### WORK TO DO
Make an exact copy of the lines, leaving the pictures out.

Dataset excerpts
+ + + + +

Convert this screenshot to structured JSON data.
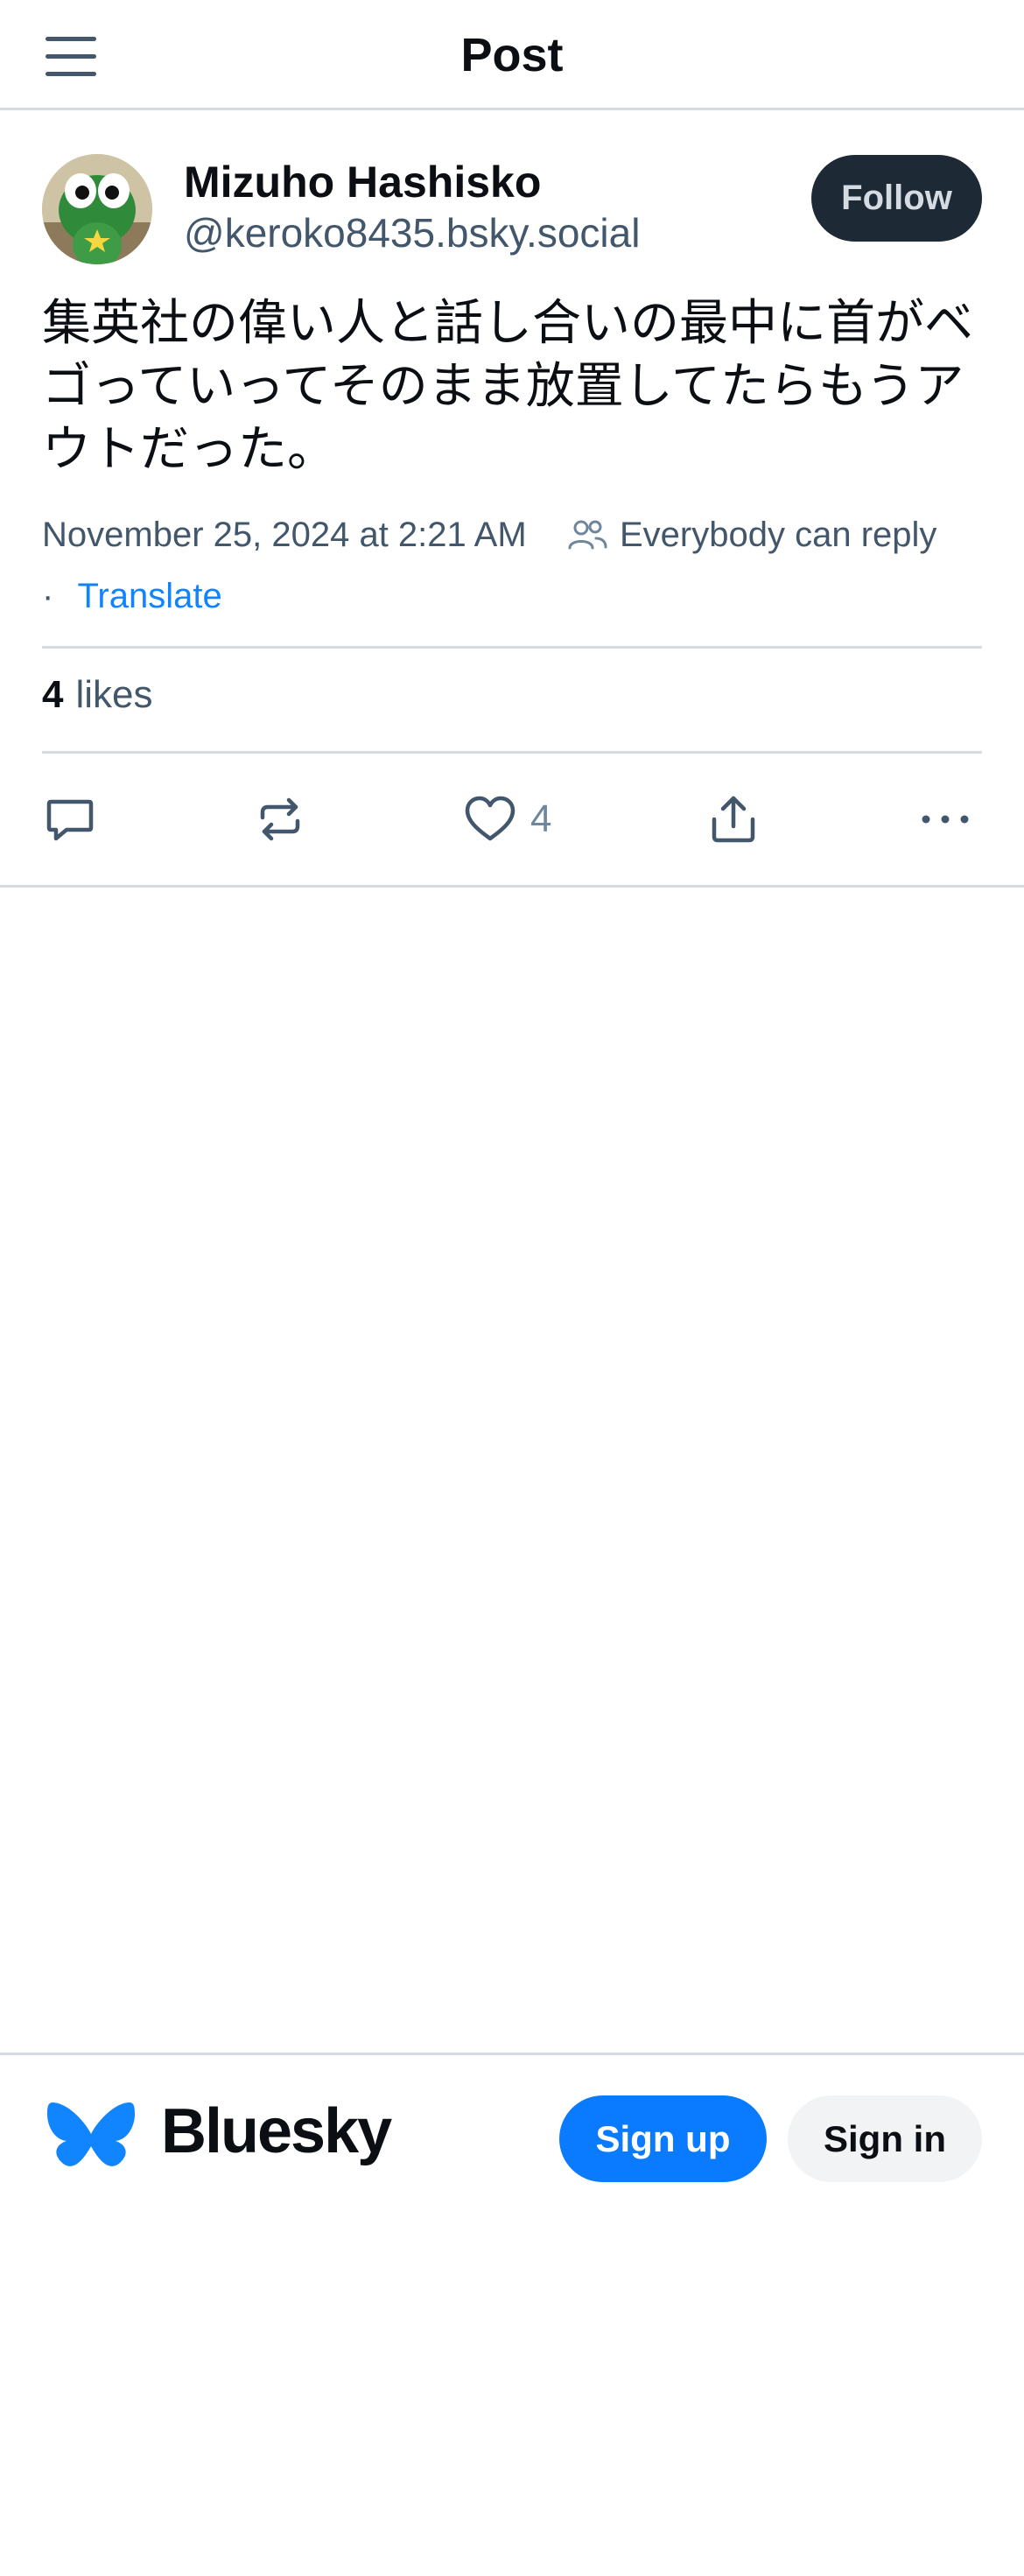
{
  "header": {
    "title": "Post",
    "menu_icon": "hamburger-menu-icon"
  },
  "post": {
    "author": {
      "display_name": "Mizuho Hashisko",
      "handle": "@keroko8435.bsky.social"
    },
    "follow_label": "Follow",
    "text": "集英社の偉い人と話し合いの最中に首がベゴっていってそのまま放置してたらもうアウトだった。",
    "timestamp": "November 25, 2024 at 2:21 AM",
    "reply_setting": "Everybody can reply",
    "separator": "·",
    "translate_label": "Translate",
    "likes": {
      "count": "4",
      "label": "likes"
    },
    "actions": {
      "reply_icon": "reply-icon",
      "repost_icon": "repost-icon",
      "like_icon": "heart-icon",
      "like_count": "4",
      "share_icon": "share-icon",
      "more_icon": "more-options-icon"
    }
  },
  "footer": {
    "brand": "Bluesky",
    "signup_label": "Sign up",
    "signin_label": "Sign in"
  },
  "colors": {
    "text_primary": "#0b0f14",
    "text_secondary": "#42576c",
    "link": "#1083fe",
    "accent": "#0a7aff",
    "follow_bg": "#1e2936",
    "border": "#d4dbe2"
  }
}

+ + + + +

### THE RESPONSE
Convert this screenshot to structured JSON data.
{
  "header": {
    "title": "Post",
    "menu_icon": "hamburger-menu-icon"
  },
  "post": {
    "author": {
      "display_name": "Mizuho Hashisko",
      "handle": "@keroko8435.bsky.social"
    },
    "follow_label": "Follow",
    "text": "集英社の偉い人と話し合いの最中に首がベゴっていってそのまま放置してたらもうアウトだった。",
    "timestamp": "November 25, 2024 at 2:21 AM",
    "reply_setting": "Everybody can reply",
    "separator": "·",
    "translate_label": "Translate",
    "likes": {
      "count": "4",
      "label": "likes"
    },
    "actions": {
      "reply_icon": "reply-icon",
      "repost_icon": "repost-icon",
      "like_icon": "heart-icon",
      "like_count": "4",
      "share_icon": "share-icon",
      "more_icon": "more-options-icon"
    }
  },
  "footer": {
    "brand": "Bluesky",
    "signup_label": "Sign up",
    "signin_label": "Sign in"
  },
  "colors": {
    "text_primary": "#0b0f14",
    "text_secondary": "#42576c",
    "link": "#1083fe",
    "accent": "#0a7aff",
    "follow_bg": "#1e2936",
    "border": "#d4dbe2"
  }
}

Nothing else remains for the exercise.